**Supplied material:**

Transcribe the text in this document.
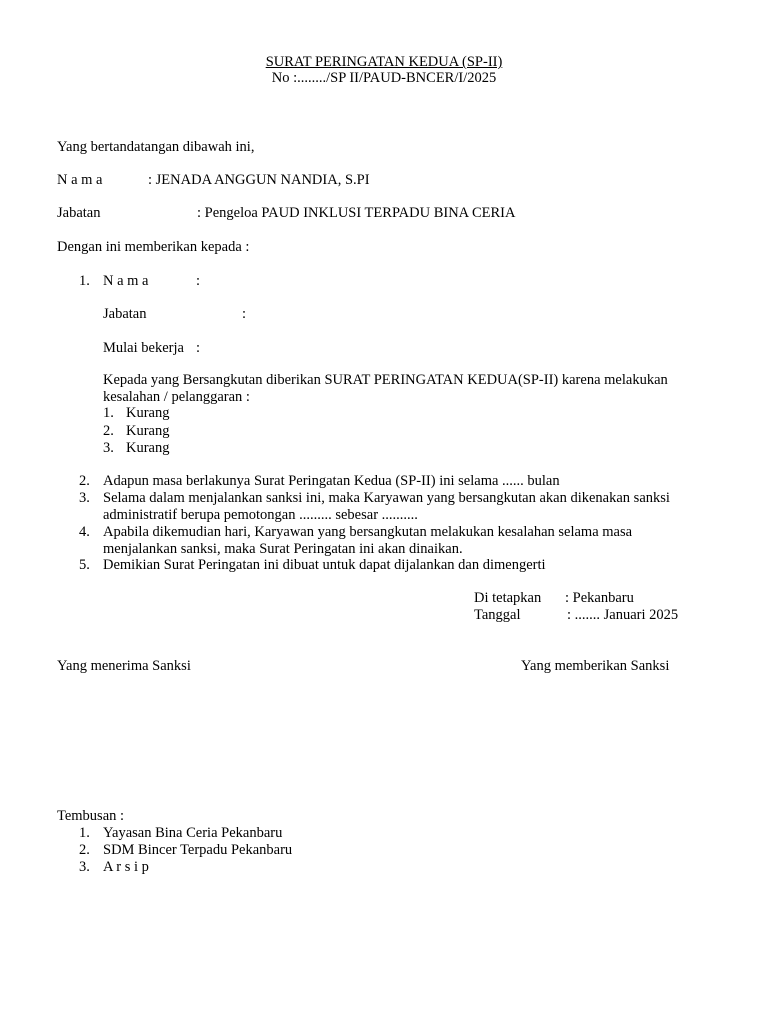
SURAT PERINGATAN KEDUA (SP-II)
No :......../SP II/PAUD-BNCER/I/2025
Yang bertandatangan dibawah ini,
N a m a	: JENADA ANGGUN NANDIA, S.PI
Jabatan	: Pengeloa PAUD INKLUSI TERPADU BINA CERIA
Dengan ini memberikan kepada :
1. N a m a	:
Jabatan	:
Mulai bekerja :
Kepada yang Bersangkutan diberikan SURAT PERINGATAN KEDUA(SP-II) karena melakukan
kesalahan / pelanggaran :
1. Kurang
2. Kurang
3. Kurang
2. Adapun masa berlakunya Surat Peringatan Kedua (SP-II) ini selama ...... bulan
3. Selama dalam menjalankan sanksi ini, maka Karyawan yang bersangkutan akan dikenakan sanksi
administratif berupa pemotongan ......... sebesar ..........
4. Apabila dikemudian hari, Karyawan yang bersangkutan melakukan kesalahan selama masa
menjalankan sanksi, maka Surat Peringatan ini akan dinaikan.
5. Demikian Surat Peringatan ini dibuat untuk dapat dijalankan dan dimengerti
Di tetapkan : Pekanbaru
Tanggal	: ....... Januari 2025
Yang menerima Sanksi	Yang memberikan Sanksi
Tembusan :
1. Yayasan Bina Ceria Pekanbaru
2. SDM Bincer Terpadu Pekanbaru
3. A r s i p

**Aim of the exercise:**
Report all lines of the material that contain the word "menjalankan".

**Full solution:**
3. Selama dalam menjalankan sanksi ini, maka Karyawan yang bersangkutan akan dikenakan sanksi
menjalankan sanksi, maka Surat Peringatan ini akan dinaikan.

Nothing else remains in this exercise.